Rows from a figure dataset:
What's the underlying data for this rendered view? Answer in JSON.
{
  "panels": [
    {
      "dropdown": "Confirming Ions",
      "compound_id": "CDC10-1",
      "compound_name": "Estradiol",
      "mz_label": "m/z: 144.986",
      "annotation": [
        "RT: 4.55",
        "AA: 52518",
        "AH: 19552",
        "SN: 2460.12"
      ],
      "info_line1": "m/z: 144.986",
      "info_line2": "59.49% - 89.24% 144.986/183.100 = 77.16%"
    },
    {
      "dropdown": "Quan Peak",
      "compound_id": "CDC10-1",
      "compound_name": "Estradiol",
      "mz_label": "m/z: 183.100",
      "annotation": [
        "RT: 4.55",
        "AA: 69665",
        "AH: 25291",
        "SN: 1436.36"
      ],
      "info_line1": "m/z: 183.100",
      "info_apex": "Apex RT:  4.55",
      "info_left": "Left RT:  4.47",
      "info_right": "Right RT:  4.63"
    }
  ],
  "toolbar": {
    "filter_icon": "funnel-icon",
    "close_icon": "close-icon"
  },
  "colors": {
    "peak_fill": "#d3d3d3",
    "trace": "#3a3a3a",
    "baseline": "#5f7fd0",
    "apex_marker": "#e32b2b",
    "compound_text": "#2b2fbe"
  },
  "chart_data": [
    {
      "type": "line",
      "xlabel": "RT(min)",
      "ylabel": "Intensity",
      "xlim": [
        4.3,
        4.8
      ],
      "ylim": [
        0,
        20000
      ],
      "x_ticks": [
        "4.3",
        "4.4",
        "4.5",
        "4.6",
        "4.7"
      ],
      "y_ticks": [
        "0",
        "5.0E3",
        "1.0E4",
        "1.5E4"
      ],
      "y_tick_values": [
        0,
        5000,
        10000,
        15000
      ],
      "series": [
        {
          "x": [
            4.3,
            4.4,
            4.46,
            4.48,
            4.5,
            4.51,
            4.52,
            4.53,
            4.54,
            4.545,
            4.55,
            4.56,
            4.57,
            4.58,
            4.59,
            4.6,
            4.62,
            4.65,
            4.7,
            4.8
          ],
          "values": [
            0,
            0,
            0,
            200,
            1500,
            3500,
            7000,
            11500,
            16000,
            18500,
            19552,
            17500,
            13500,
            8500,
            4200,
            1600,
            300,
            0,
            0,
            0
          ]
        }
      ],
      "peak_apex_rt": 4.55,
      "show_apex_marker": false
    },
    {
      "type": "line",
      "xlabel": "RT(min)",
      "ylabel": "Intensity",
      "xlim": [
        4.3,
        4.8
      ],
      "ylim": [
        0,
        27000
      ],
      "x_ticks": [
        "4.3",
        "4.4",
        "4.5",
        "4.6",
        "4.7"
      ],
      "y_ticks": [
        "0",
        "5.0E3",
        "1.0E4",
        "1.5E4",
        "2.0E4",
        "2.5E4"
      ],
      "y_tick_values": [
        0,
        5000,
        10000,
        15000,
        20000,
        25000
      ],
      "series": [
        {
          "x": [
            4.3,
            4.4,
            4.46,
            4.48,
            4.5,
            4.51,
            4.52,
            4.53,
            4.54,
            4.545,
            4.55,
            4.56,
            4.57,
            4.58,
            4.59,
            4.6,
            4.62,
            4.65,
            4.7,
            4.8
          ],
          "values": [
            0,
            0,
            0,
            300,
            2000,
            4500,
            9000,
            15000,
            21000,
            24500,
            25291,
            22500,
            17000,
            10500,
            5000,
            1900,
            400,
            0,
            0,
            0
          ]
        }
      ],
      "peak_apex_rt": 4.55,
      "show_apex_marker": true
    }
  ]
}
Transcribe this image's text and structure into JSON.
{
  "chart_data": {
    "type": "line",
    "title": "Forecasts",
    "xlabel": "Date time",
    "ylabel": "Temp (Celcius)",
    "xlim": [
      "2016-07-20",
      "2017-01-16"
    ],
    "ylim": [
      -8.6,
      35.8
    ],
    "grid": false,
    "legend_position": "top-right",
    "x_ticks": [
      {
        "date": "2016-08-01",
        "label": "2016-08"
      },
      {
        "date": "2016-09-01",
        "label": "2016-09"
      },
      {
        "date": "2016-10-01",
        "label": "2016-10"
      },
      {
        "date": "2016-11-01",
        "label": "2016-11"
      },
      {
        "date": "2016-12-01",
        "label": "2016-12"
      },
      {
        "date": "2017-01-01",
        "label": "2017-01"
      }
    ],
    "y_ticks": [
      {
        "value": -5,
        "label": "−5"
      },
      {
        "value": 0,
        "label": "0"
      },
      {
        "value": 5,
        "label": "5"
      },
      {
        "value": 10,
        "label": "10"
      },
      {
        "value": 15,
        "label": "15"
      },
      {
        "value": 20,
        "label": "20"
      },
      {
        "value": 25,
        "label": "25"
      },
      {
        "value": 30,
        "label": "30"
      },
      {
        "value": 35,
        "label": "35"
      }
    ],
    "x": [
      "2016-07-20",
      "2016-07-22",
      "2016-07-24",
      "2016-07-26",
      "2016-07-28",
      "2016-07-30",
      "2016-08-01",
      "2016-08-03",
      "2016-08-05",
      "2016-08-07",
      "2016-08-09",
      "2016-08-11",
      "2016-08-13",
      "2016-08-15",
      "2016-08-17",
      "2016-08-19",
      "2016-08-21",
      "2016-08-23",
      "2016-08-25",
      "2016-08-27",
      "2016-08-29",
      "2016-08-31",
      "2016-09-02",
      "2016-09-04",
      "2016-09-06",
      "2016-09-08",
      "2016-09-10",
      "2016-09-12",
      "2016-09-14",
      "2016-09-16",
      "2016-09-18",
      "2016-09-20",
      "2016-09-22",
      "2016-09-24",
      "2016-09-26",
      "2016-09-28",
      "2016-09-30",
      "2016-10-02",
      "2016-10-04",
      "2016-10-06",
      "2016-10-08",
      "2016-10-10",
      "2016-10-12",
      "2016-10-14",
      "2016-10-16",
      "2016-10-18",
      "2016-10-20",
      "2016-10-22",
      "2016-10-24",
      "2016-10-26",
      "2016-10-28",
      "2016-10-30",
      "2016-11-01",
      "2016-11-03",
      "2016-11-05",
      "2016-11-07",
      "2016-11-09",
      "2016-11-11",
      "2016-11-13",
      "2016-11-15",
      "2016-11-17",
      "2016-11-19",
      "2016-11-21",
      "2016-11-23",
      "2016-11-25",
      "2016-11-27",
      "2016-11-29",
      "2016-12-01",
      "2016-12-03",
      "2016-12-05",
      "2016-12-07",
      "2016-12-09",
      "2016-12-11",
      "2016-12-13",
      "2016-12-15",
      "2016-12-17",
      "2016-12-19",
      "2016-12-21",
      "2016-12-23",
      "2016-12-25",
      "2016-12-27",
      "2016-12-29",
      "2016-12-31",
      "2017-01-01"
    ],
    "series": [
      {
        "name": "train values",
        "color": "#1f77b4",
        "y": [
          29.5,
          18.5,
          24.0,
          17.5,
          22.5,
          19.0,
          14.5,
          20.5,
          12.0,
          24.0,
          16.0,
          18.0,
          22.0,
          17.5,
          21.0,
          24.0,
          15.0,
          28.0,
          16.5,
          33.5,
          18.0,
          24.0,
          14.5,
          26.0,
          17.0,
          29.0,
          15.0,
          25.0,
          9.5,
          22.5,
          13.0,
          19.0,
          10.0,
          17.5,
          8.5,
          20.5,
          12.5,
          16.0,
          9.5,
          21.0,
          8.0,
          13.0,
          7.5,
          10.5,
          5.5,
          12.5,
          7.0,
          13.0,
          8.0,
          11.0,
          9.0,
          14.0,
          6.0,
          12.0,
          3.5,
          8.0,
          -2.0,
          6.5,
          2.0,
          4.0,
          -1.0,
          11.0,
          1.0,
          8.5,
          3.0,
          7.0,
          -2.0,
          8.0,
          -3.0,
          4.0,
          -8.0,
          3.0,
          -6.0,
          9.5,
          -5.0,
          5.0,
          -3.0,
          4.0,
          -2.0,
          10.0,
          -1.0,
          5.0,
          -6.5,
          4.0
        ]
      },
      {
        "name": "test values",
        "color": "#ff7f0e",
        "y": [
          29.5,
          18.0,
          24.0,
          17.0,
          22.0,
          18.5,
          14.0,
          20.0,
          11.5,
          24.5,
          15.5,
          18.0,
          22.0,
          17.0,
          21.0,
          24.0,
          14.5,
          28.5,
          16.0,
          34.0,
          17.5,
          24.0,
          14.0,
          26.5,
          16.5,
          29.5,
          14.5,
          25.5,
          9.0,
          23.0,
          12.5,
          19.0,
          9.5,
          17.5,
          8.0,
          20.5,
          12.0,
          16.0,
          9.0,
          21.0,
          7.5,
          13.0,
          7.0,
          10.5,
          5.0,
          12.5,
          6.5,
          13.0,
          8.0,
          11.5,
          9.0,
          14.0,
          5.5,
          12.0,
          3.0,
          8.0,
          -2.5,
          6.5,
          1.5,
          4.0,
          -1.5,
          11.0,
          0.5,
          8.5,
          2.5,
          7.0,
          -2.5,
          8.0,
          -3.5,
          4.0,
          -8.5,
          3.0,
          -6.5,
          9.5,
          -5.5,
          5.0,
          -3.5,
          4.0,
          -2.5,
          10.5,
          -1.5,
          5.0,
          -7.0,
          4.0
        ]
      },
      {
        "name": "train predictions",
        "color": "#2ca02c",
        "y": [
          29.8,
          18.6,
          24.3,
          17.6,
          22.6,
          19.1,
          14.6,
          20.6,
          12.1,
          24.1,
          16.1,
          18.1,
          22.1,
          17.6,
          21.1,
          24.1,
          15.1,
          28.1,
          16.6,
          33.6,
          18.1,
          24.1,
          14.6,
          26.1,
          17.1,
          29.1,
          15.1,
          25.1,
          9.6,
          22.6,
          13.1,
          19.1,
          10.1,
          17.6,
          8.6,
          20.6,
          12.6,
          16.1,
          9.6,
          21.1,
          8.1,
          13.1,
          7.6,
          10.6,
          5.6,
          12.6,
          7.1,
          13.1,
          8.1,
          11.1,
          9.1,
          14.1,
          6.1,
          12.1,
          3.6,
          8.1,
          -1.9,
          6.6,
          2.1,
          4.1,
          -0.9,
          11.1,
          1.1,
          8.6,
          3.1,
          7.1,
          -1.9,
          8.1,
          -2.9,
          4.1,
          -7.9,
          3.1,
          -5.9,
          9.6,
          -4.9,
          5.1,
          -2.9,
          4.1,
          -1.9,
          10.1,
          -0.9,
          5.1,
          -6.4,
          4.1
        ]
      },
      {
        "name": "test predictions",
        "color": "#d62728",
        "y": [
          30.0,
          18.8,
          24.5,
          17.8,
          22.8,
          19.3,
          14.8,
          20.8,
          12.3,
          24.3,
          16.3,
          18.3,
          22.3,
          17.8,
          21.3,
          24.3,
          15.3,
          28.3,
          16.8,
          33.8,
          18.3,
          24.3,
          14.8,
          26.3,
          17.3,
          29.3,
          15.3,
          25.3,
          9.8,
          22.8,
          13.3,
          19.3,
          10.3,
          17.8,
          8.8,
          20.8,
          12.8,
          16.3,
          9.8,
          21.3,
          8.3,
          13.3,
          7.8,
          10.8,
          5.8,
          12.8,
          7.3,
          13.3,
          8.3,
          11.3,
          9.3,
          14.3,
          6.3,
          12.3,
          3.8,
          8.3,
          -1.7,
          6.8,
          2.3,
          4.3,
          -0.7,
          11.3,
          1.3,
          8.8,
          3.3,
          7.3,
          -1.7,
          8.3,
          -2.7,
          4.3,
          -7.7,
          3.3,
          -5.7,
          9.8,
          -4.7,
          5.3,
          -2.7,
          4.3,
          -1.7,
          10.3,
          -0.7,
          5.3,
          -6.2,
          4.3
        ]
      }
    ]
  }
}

**Objective**:
Gather from the data above every line with the string "this".

**Response to the exercise**:
What's the underlying data for this rendered view? Answer in JSON.
Transcribe this image's text and structure into JSON.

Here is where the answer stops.